[Recorded data]
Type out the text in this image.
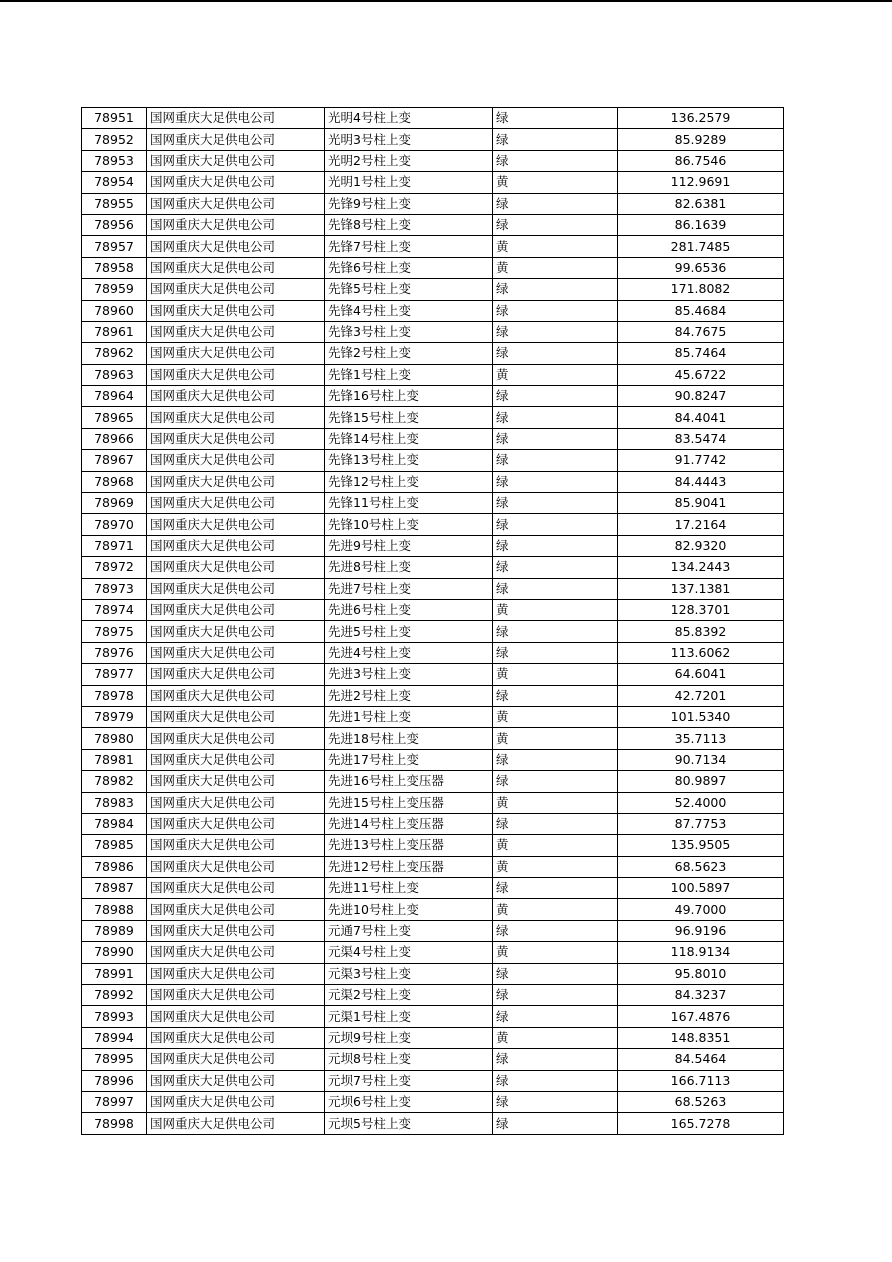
78951	国网重庆大足供电公司	光明4号柱上变	绿	136.2579
78952	国网重庆大足供电公司	光明3号柱上变	绿	85.9289
78953	国网重庆大足供电公司	光明2号柱上变	绿	86.7546
78954	国网重庆大足供电公司	光明1号柱上变	黄	112.9691
78955	国网重庆大足供电公司	先锋9号柱上变	绿	82.6381
78956	国网重庆大足供电公司	先锋8号柱上变	绿	86.1639
78957	国网重庆大足供电公司	先锋7号柱上变	黄	281.7485
78958	国网重庆大足供电公司	先锋6号柱上变	黄	99.6536
78959	国网重庆大足供电公司	先锋5号柱上变	绿	171.8082
78960	国网重庆大足供电公司	先锋4号柱上变	绿	85.4684
78961	国网重庆大足供电公司	先锋3号柱上变	绿	84.7675
78962	国网重庆大足供电公司	先锋2号柱上变	绿	85.7464
78963	国网重庆大足供电公司	先锋1号柱上变	黄	45.6722
78964	国网重庆大足供电公司	先锋16号柱上变	绿	90.8247
78965	国网重庆大足供电公司	先锋15号柱上变	绿	84.4041
78966	国网重庆大足供电公司	先锋14号柱上变	绿	83.5474
78967	国网重庆大足供电公司	先锋13号柱上变	绿	91.7742
78968	国网重庆大足供电公司	先锋12号柱上变	绿	84.4443
78969	国网重庆大足供电公司	先锋11号柱上变	绿	85.9041
78970	国网重庆大足供电公司	先锋10号柱上变	绿	17.2164
78971	国网重庆大足供电公司	先进9号柱上变	绿	82.9320
78972	国网重庆大足供电公司	先进8号柱上变	绿	134.2443
78973	国网重庆大足供电公司	先进7号柱上变	绿	137.1381
78974	国网重庆大足供电公司	先进6号柱上变	黄	128.3701
78975	国网重庆大足供电公司	先进5号柱上变	绿	85.8392
78976	国网重庆大足供电公司	先进4号柱上变	绿	113.6062
78977	国网重庆大足供电公司	先进3号柱上变	黄	64.6041
78978	国网重庆大足供电公司	先进2号柱上变	绿	42.7201
78979	国网重庆大足供电公司	先进1号柱上变	黄	101.5340
78980	国网重庆大足供电公司	先进18号柱上变	黄	35.7113
78981	国网重庆大足供电公司	先进17号柱上变	绿	90.7134
78982	国网重庆大足供电公司	先进16号柱上变压器	绿	80.9897
78983	国网重庆大足供电公司	先进15号柱上变压器	黄	52.4000
78984	国网重庆大足供电公司	先进14号柱上变压器	绿	87.7753
78985	国网重庆大足供电公司	先进13号柱上变压器	黄	135.9505
78986	国网重庆大足供电公司	先进12号柱上变压器	黄	68.5623
78987	国网重庆大足供电公司	先进11号柱上变	绿	100.5897
78988	国网重庆大足供电公司	先进10号柱上变	黄	49.7000
78989	国网重庆大足供电公司	元通7号柱上变	绿	96.9196
78990	国网重庆大足供电公司	元渠4号柱上变	黄	118.9134
78991	国网重庆大足供电公司	元渠3号柱上变	绿	95.8010
78992	国网重庆大足供电公司	元渠2号柱上变	绿	84.3237
78993	国网重庆大足供电公司	元渠1号柱上变	绿	167.4876
78994	国网重庆大足供电公司	元坝9号柱上变	黄	148.8351
78995	国网重庆大足供电公司	元坝8号柱上变	绿	84.5464
78996	国网重庆大足供电公司	元坝7号柱上变	绿	166.7113
78997	国网重庆大足供电公司	元坝6号柱上变	绿	68.5263
78998	国网重庆大足供电公司	元坝5号柱上变	绿	165.7278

- WHAT YOU HAVE TO DO:
From start to finish, output the listing exactly, but omit its pictures.

- RESPONSE TO THIS TASK:
Type out the text in this image.
78951	国网重庆大足供电公司	光明4号柱上变	绿	136.2579
78952	国网重庆大足供电公司	光明3号柱上变	绿	85.9289
78953	国网重庆大足供电公司	光明2号柱上变	绿	86.7546
78954	国网重庆大足供电公司	光明1号柱上变	黄	112.9691
78955	国网重庆大足供电公司	先锋9号柱上变	绿	82.6381
78956	国网重庆大足供电公司	先锋8号柱上变	绿	86.1639
78957	国网重庆大足供电公司	先锋7号柱上变	黄	281.7485
78958	国网重庆大足供电公司	先锋6号柱上变	黄	99.6536
78959	国网重庆大足供电公司	先锋5号柱上变	绿	171.8082
78960	国网重庆大足供电公司	先锋4号柱上变	绿	85.4684
78961	国网重庆大足供电公司	先锋3号柱上变	绿	84.7675
78962	国网重庆大足供电公司	先锋2号柱上变	绿	85.7464
78963	国网重庆大足供电公司	先锋1号柱上变	黄	45.6722
78964	国网重庆大足供电公司	先锋16号柱上变	绿	90.8247
78965	国网重庆大足供电公司	先锋15号柱上变	绿	84.4041
78966	国网重庆大足供电公司	先锋14号柱上变	绿	83.5474
78967	国网重庆大足供电公司	先锋13号柱上变	绿	91.7742
78968	国网重庆大足供电公司	先锋12号柱上变	绿	84.4443
78969	国网重庆大足供电公司	先锋11号柱上变	绿	85.9041
78970	国网重庆大足供电公司	先锋10号柱上变	绿	17.2164
78971	国网重庆大足供电公司	先进9号柱上变	绿	82.9320
78972	国网重庆大足供电公司	先进8号柱上变	绿	134.2443
78973	国网重庆大足供电公司	先进7号柱上变	绿	137.1381
78974	国网重庆大足供电公司	先进6号柱上变	黄	128.3701
78975	国网重庆大足供电公司	先进5号柱上变	绿	85.8392
78976	国网重庆大足供电公司	先进4号柱上变	绿	113.6062
78977	国网重庆大足供电公司	先进3号柱上变	黄	64.6041
78978	国网重庆大足供电公司	先进2号柱上变	绿	42.7201
78979	国网重庆大足供电公司	先进1号柱上变	黄	101.5340
78980	国网重庆大足供电公司	先进18号柱上变	黄	35.7113
78981	国网重庆大足供电公司	先进17号柱上变	绿	90.7134
78982	国网重庆大足供电公司	先进16号柱上变压器	绿	80.9897
78983	国网重庆大足供电公司	先进15号柱上变压器	黄	52.4000
78984	国网重庆大足供电公司	先进14号柱上变压器	绿	87.7753
78985	国网重庆大足供电公司	先进13号柱上变压器	黄	135.9505
78986	国网重庆大足供电公司	先进12号柱上变压器	黄	68.5623
78987	国网重庆大足供电公司	先进11号柱上变	绿	100.5897
78988	国网重庆大足供电公司	先进10号柱上变	黄	49.7000
78989	国网重庆大足供电公司	元通7号柱上变	绿	96.9196
78990	国网重庆大足供电公司	元渠4号柱上变	黄	118.9134
78991	国网重庆大足供电公司	元渠3号柱上变	绿	95.8010
78992	国网重庆大足供电公司	元渠2号柱上变	绿	84.3237
78993	国网重庆大足供电公司	元渠1号柱上变	绿	167.4876
78994	国网重庆大足供电公司	元坝9号柱上变	黄	148.8351
78995	国网重庆大足供电公司	元坝8号柱上变	绿	84.5464
78996	国网重庆大足供电公司	元坝7号柱上变	绿	166.7113
78997	国网重庆大足供电公司	元坝6号柱上变	绿	68.5263
78998	国网重庆大足供电公司	元坝5号柱上变	绿	165.7278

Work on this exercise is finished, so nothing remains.